WHAT TO PRODUCE
Count every line of the material that holds the string "https". Respond with the total only.

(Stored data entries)

+ + + + +

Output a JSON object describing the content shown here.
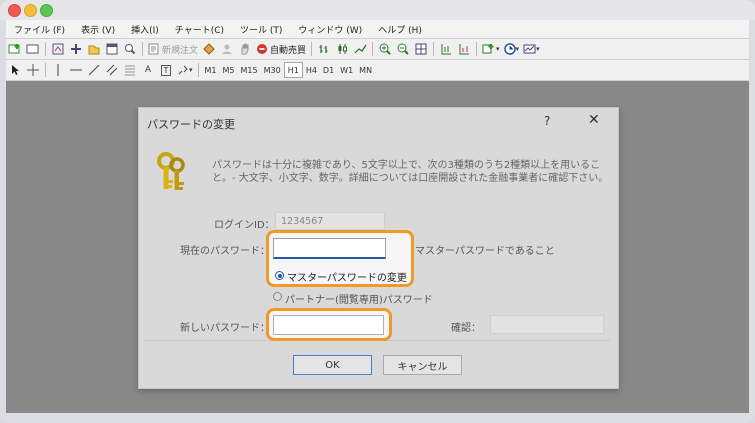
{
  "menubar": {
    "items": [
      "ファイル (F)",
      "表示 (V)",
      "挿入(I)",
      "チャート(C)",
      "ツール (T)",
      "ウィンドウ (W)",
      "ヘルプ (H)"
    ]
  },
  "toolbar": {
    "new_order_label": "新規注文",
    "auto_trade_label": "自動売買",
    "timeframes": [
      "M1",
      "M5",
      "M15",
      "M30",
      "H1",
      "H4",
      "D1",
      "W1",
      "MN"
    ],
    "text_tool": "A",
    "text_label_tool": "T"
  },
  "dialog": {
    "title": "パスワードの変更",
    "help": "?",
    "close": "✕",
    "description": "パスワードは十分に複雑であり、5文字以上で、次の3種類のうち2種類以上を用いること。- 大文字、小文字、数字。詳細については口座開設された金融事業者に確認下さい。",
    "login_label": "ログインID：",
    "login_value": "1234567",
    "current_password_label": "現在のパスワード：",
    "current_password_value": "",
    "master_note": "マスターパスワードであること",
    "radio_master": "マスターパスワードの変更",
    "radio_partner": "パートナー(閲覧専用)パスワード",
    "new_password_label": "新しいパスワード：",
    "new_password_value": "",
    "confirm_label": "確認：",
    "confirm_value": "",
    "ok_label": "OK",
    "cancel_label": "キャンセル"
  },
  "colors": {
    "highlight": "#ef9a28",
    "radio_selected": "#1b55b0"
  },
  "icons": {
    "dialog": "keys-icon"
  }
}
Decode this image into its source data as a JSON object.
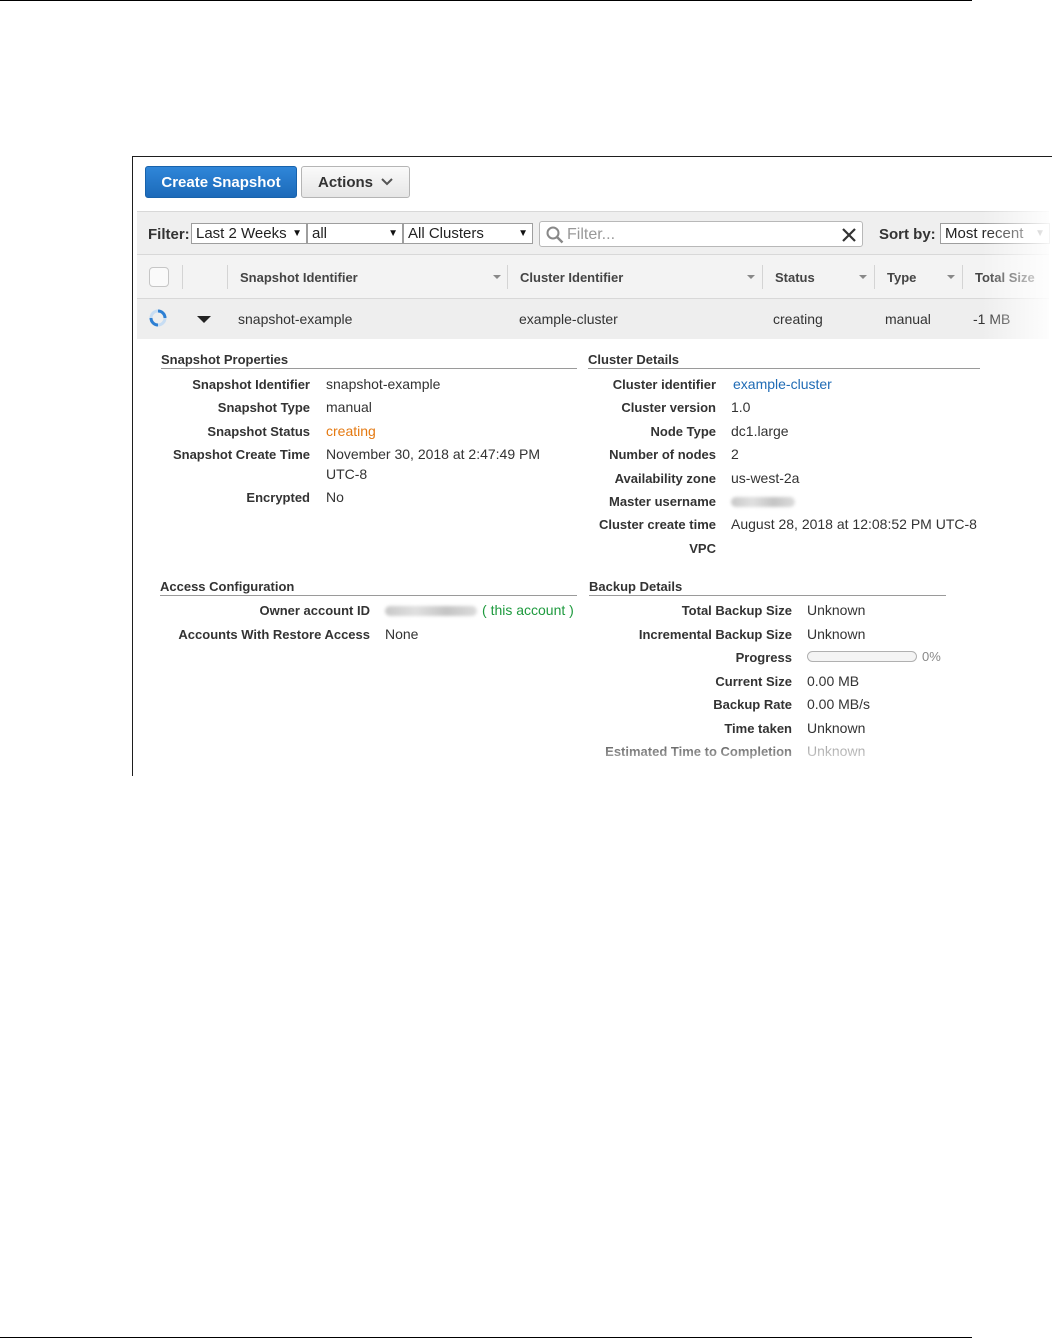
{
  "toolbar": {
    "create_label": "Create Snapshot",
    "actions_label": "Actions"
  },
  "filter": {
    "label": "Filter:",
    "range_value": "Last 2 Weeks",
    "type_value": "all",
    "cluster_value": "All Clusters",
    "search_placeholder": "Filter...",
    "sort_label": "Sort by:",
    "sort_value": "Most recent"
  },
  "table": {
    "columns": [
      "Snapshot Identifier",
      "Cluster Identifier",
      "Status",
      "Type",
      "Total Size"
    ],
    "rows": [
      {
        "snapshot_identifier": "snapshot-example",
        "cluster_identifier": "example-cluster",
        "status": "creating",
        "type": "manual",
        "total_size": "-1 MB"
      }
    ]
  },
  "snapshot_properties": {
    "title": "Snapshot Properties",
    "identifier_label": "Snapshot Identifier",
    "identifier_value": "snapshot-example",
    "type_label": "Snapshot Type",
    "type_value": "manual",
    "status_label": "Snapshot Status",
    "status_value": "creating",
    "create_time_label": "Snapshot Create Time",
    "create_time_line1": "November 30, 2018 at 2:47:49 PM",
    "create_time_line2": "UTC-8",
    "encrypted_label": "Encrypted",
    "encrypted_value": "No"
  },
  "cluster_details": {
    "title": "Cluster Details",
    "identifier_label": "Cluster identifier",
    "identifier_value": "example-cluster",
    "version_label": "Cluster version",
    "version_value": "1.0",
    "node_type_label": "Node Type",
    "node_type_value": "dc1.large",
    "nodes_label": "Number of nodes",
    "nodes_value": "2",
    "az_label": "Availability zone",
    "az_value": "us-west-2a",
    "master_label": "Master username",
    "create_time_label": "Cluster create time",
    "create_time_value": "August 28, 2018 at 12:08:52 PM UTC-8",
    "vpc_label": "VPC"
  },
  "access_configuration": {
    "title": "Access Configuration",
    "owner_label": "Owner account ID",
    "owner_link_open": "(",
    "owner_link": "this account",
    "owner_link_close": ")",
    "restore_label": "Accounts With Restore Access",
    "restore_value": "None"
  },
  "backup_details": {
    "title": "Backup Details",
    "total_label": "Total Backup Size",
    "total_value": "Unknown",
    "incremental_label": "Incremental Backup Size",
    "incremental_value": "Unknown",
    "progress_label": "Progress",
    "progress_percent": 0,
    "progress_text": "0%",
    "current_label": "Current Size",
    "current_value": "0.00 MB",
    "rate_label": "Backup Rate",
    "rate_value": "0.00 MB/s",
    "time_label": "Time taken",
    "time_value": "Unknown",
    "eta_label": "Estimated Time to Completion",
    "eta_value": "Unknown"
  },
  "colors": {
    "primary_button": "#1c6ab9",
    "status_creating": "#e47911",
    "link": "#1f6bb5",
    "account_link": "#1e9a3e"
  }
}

+ + + + +

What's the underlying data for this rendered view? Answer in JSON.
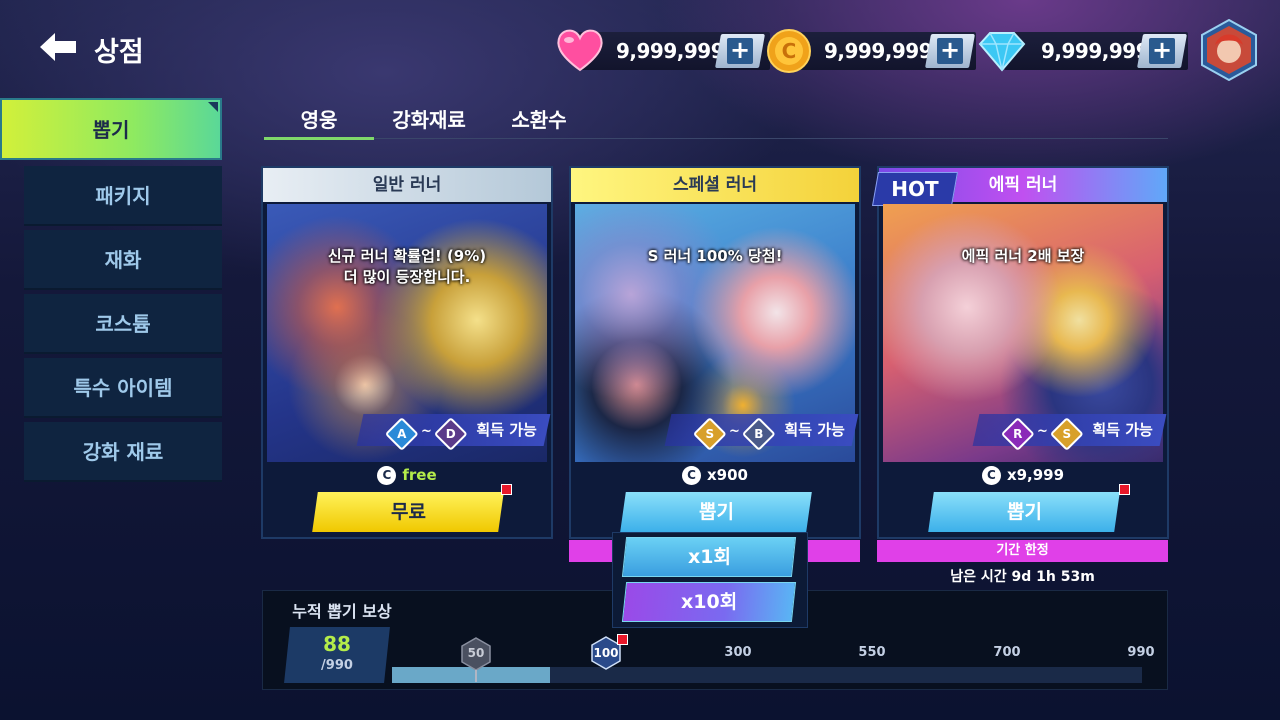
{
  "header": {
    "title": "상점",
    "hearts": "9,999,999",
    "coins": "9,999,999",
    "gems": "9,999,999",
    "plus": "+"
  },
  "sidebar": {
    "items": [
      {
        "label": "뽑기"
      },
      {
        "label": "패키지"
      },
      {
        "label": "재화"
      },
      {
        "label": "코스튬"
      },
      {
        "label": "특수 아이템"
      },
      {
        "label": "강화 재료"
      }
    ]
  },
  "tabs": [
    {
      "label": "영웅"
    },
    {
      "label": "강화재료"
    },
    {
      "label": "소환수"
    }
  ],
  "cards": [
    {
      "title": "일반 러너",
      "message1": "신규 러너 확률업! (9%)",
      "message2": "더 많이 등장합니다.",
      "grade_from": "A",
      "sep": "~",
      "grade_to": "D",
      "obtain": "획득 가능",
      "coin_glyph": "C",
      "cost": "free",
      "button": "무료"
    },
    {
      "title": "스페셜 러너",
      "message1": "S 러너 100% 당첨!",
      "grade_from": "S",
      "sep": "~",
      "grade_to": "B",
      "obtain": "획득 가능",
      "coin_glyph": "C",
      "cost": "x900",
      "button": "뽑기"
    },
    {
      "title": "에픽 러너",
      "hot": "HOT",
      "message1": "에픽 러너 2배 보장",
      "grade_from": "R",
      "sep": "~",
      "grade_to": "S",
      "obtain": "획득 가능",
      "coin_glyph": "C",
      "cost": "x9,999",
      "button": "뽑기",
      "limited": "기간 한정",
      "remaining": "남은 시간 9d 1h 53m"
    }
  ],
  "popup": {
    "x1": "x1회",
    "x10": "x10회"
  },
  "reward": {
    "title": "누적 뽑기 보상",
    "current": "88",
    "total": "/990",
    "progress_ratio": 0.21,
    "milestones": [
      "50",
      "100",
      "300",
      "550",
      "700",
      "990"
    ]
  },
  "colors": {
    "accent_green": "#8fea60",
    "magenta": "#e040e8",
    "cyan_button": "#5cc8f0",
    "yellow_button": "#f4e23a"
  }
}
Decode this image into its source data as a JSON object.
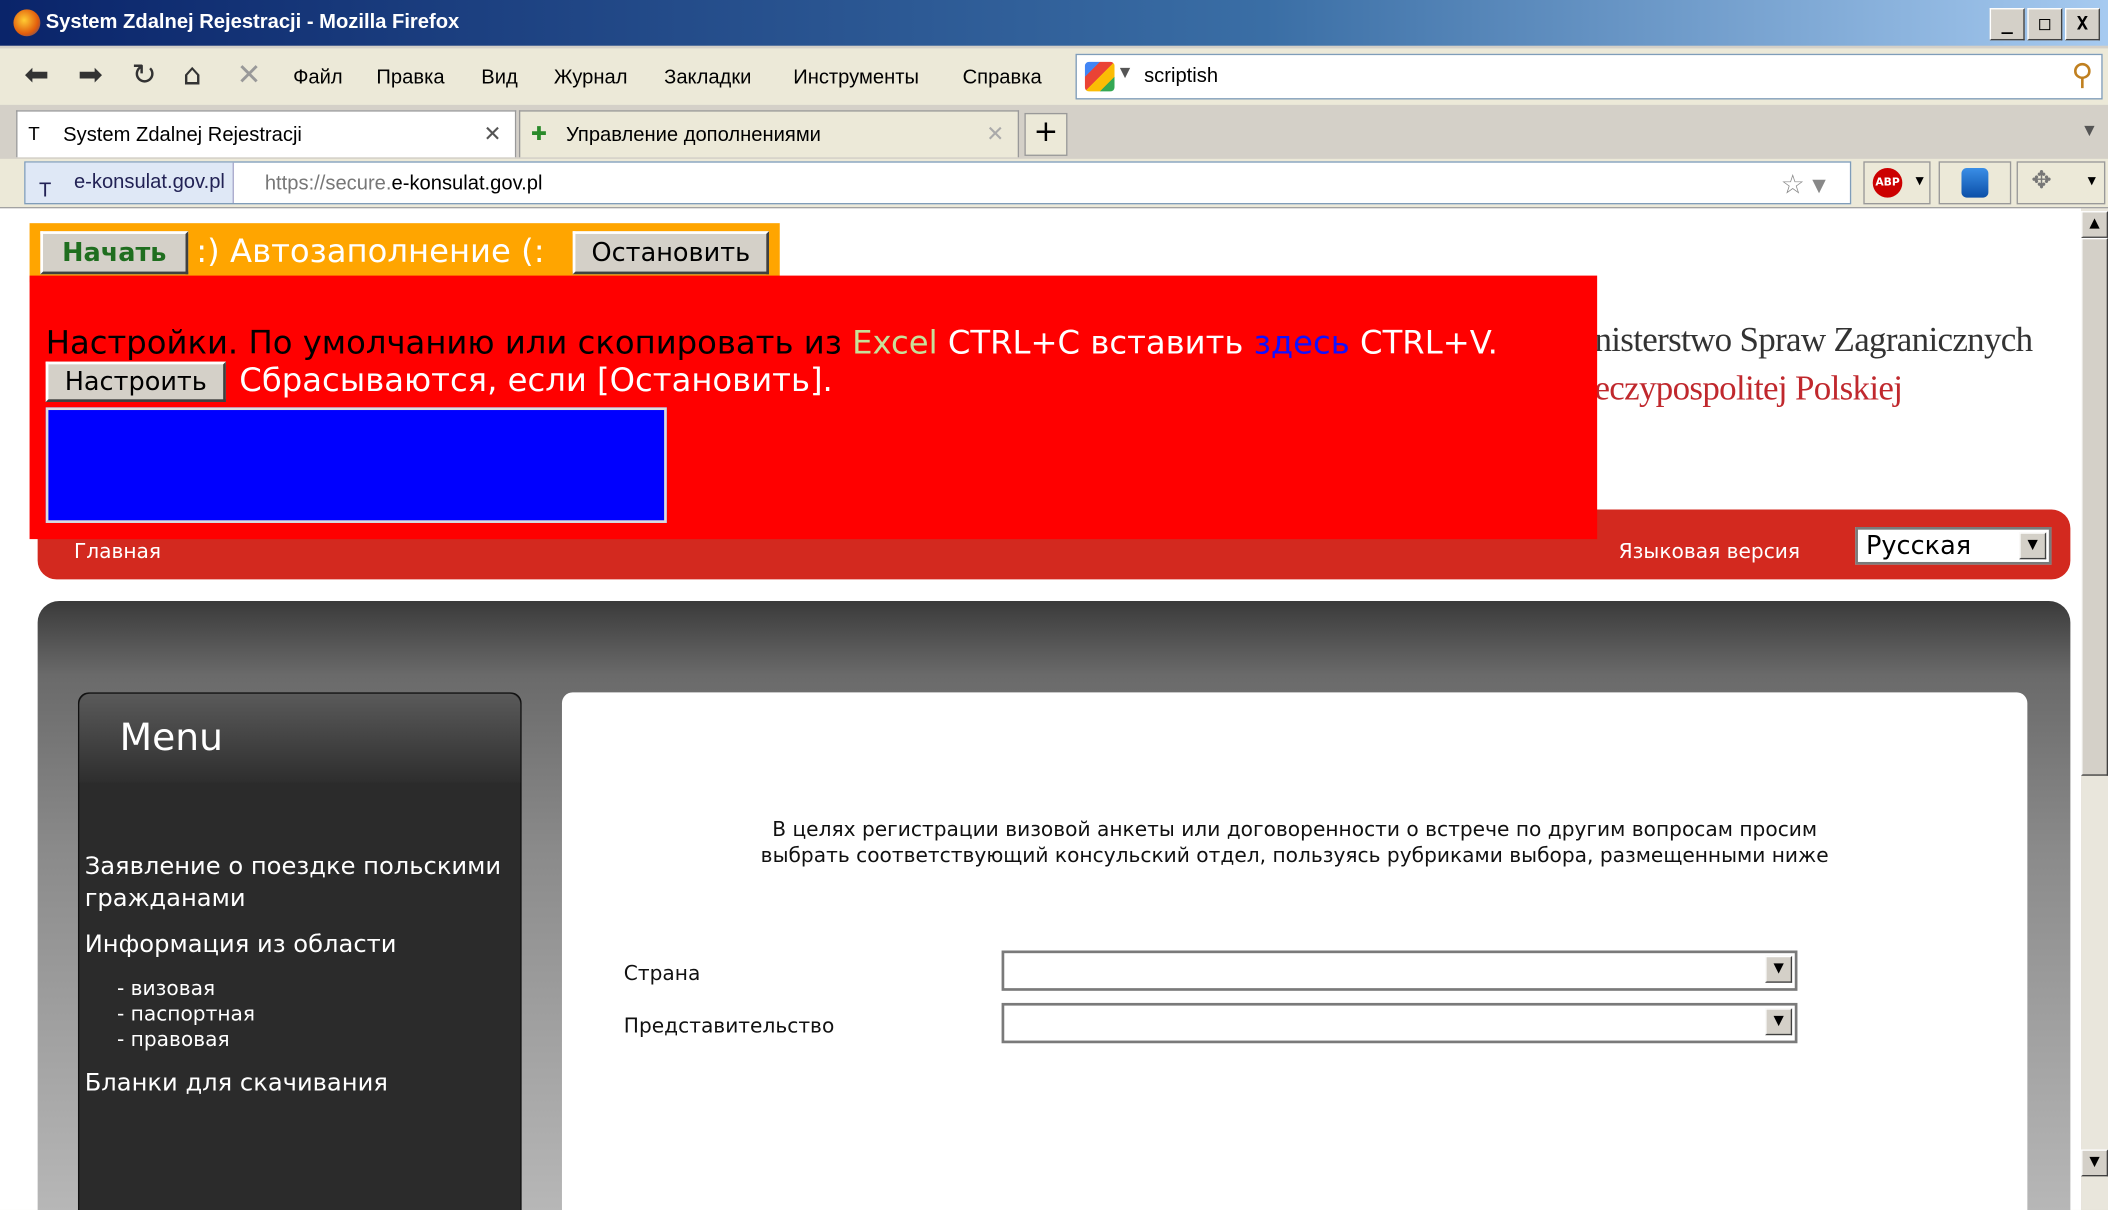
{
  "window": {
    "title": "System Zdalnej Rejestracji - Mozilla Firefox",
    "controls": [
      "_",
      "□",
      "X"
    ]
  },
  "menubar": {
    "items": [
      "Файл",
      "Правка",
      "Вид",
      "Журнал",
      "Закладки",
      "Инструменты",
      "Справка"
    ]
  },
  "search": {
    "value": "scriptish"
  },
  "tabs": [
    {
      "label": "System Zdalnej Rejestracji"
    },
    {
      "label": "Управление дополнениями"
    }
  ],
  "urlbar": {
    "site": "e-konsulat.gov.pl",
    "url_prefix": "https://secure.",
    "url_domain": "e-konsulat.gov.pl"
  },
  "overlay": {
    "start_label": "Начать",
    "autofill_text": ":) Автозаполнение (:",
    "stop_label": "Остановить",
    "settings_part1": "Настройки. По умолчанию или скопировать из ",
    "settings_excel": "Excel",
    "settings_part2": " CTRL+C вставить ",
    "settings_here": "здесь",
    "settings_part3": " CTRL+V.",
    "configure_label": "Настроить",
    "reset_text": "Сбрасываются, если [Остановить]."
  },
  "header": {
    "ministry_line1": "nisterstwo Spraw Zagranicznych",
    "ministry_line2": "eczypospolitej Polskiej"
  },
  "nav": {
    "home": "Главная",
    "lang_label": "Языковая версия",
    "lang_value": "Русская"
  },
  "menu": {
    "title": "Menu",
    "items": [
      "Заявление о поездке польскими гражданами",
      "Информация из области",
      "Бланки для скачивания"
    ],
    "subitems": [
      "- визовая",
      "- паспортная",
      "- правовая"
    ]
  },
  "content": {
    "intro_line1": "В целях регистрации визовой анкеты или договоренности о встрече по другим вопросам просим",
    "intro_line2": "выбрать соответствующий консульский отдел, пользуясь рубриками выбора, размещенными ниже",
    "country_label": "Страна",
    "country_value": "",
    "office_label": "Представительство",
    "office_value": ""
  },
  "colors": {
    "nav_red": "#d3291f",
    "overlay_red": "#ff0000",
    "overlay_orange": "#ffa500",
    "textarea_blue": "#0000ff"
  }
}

+ + + + +

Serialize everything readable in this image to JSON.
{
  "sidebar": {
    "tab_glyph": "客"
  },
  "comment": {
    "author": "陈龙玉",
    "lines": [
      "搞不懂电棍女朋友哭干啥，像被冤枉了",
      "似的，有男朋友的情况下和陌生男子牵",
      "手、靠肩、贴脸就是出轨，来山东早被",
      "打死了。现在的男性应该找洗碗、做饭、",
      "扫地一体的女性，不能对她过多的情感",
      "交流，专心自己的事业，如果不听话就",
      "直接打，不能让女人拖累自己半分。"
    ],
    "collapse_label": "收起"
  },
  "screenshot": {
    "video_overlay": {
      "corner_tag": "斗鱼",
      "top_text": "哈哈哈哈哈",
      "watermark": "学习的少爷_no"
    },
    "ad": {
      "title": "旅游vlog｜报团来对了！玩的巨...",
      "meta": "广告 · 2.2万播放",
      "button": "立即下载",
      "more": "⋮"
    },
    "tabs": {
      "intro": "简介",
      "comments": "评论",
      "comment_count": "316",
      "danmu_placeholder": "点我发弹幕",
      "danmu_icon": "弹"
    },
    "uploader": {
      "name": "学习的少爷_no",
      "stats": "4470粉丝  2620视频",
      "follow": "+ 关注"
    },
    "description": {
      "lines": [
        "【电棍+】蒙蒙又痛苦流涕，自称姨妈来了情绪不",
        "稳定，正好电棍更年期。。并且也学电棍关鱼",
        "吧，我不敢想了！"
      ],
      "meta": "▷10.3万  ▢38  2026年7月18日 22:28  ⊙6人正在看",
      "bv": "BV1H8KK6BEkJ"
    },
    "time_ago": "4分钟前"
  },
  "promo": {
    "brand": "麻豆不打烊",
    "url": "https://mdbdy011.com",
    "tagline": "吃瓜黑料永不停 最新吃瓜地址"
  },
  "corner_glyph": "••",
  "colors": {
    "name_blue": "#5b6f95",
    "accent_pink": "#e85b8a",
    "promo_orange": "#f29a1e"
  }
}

+ + + + +

THE SOLUTION
2